[Start of Attachment]

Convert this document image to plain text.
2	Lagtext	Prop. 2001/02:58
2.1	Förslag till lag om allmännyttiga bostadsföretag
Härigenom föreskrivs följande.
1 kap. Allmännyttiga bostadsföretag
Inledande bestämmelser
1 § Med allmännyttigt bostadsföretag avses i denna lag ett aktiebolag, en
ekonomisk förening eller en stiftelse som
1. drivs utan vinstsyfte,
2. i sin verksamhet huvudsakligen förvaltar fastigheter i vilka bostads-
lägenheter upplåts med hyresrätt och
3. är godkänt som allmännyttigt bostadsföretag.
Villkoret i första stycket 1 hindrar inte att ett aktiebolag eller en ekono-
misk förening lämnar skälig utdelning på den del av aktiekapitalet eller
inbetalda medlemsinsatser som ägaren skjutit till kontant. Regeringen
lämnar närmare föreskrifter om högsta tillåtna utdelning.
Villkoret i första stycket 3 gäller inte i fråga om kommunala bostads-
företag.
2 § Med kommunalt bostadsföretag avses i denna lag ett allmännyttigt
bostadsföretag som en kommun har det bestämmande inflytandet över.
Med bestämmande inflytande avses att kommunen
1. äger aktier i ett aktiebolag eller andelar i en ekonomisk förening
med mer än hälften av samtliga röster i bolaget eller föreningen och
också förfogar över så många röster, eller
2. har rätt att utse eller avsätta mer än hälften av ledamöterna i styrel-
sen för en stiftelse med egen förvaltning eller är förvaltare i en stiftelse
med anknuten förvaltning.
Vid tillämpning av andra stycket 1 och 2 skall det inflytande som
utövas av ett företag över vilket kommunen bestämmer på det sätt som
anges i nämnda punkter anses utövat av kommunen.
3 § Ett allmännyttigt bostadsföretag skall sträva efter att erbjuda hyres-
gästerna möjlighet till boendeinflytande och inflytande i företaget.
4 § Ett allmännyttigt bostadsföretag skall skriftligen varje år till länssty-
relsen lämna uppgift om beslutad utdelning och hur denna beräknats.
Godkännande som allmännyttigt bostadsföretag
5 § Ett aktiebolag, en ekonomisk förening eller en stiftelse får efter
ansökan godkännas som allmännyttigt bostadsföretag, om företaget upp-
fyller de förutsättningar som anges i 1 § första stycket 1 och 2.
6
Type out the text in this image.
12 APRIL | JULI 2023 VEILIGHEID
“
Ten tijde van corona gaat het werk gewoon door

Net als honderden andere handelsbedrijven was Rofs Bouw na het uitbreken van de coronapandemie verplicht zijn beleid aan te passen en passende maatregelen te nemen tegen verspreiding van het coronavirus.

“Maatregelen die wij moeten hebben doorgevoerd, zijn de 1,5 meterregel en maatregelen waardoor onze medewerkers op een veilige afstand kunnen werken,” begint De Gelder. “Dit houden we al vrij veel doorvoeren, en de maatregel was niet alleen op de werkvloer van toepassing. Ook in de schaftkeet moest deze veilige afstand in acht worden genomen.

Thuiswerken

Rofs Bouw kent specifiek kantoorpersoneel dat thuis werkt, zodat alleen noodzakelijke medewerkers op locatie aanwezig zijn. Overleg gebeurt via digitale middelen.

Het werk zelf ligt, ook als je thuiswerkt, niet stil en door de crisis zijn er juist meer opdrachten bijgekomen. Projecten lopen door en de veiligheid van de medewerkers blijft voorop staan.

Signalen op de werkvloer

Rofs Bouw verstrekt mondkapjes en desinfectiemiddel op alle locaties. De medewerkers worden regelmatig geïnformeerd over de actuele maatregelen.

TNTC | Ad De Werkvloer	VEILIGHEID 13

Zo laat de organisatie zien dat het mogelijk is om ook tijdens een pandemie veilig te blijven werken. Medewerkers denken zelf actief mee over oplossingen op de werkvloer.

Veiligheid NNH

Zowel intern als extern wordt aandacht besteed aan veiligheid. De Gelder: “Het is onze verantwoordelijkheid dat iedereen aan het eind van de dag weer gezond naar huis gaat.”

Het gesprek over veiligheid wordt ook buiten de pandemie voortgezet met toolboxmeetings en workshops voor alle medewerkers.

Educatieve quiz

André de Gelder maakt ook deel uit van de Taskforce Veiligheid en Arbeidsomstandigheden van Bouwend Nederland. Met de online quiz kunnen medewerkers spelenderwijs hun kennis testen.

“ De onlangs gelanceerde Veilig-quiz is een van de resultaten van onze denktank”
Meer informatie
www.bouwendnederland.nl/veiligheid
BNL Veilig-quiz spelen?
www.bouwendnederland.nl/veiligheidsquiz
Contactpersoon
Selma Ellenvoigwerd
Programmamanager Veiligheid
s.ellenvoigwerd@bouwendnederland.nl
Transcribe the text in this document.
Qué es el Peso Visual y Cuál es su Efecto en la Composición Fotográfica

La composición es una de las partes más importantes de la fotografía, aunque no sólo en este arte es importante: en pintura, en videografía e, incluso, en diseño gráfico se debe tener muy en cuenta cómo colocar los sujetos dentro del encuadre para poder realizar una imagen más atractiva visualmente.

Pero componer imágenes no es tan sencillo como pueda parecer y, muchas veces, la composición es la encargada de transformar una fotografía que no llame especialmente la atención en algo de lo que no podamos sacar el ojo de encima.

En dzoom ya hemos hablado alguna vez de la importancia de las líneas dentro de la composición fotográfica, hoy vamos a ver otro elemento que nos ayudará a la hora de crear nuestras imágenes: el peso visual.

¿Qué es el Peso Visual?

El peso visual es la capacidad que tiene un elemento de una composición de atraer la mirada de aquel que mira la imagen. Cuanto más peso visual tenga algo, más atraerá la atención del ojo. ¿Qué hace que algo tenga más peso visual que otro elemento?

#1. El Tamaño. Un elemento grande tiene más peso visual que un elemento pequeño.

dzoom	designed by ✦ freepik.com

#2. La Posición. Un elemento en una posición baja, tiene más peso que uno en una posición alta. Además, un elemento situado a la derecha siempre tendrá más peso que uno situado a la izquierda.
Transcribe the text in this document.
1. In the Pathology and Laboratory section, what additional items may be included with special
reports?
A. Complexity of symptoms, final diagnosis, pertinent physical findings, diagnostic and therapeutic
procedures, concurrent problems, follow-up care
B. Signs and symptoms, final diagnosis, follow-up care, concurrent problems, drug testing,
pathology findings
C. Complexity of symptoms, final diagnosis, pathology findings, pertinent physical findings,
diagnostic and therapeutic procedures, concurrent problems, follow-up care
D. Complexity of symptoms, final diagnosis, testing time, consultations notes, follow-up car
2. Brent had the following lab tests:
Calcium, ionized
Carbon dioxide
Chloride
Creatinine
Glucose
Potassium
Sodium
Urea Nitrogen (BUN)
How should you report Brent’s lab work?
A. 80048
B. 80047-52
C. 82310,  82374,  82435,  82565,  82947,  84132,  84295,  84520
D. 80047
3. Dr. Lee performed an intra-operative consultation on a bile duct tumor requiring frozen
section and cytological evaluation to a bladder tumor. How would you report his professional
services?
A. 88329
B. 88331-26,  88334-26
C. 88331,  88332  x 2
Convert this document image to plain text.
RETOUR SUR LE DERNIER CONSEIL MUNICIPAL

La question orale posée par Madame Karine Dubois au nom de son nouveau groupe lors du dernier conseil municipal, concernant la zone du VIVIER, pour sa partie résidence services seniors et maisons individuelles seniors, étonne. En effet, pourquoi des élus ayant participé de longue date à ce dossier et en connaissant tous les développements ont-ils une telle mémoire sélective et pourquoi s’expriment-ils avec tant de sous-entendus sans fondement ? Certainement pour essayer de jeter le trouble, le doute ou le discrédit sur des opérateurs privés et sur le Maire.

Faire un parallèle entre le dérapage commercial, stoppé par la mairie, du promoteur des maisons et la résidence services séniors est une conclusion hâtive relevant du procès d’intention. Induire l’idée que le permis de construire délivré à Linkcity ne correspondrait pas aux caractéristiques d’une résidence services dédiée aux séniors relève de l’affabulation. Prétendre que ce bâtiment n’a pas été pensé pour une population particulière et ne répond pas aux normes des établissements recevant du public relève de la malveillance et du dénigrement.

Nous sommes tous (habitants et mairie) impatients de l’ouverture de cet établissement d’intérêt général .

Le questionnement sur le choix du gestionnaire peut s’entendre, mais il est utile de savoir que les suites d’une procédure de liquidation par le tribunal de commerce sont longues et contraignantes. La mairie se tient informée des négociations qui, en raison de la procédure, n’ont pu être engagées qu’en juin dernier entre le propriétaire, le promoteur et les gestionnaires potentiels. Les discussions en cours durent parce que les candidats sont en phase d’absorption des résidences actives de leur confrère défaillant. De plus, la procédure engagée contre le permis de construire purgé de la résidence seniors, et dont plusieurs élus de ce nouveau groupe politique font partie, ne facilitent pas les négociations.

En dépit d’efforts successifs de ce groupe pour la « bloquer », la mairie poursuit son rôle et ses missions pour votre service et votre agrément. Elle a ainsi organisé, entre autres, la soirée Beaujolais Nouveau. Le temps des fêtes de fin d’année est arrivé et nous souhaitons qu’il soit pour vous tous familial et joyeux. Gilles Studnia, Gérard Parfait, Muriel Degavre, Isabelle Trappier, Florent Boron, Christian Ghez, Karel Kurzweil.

[End of Attachment]

> **Directions for this task**: If a line in the records above holds the string "pertinent", copy it out.

> **Result of the exercise**:
A. Complexity of symptoms, final diagnosis, pertinent physical findings, diagnostic and therapeutic
C. Complexity of symptoms, final diagnosis, pathology findings, pertinent physical findings,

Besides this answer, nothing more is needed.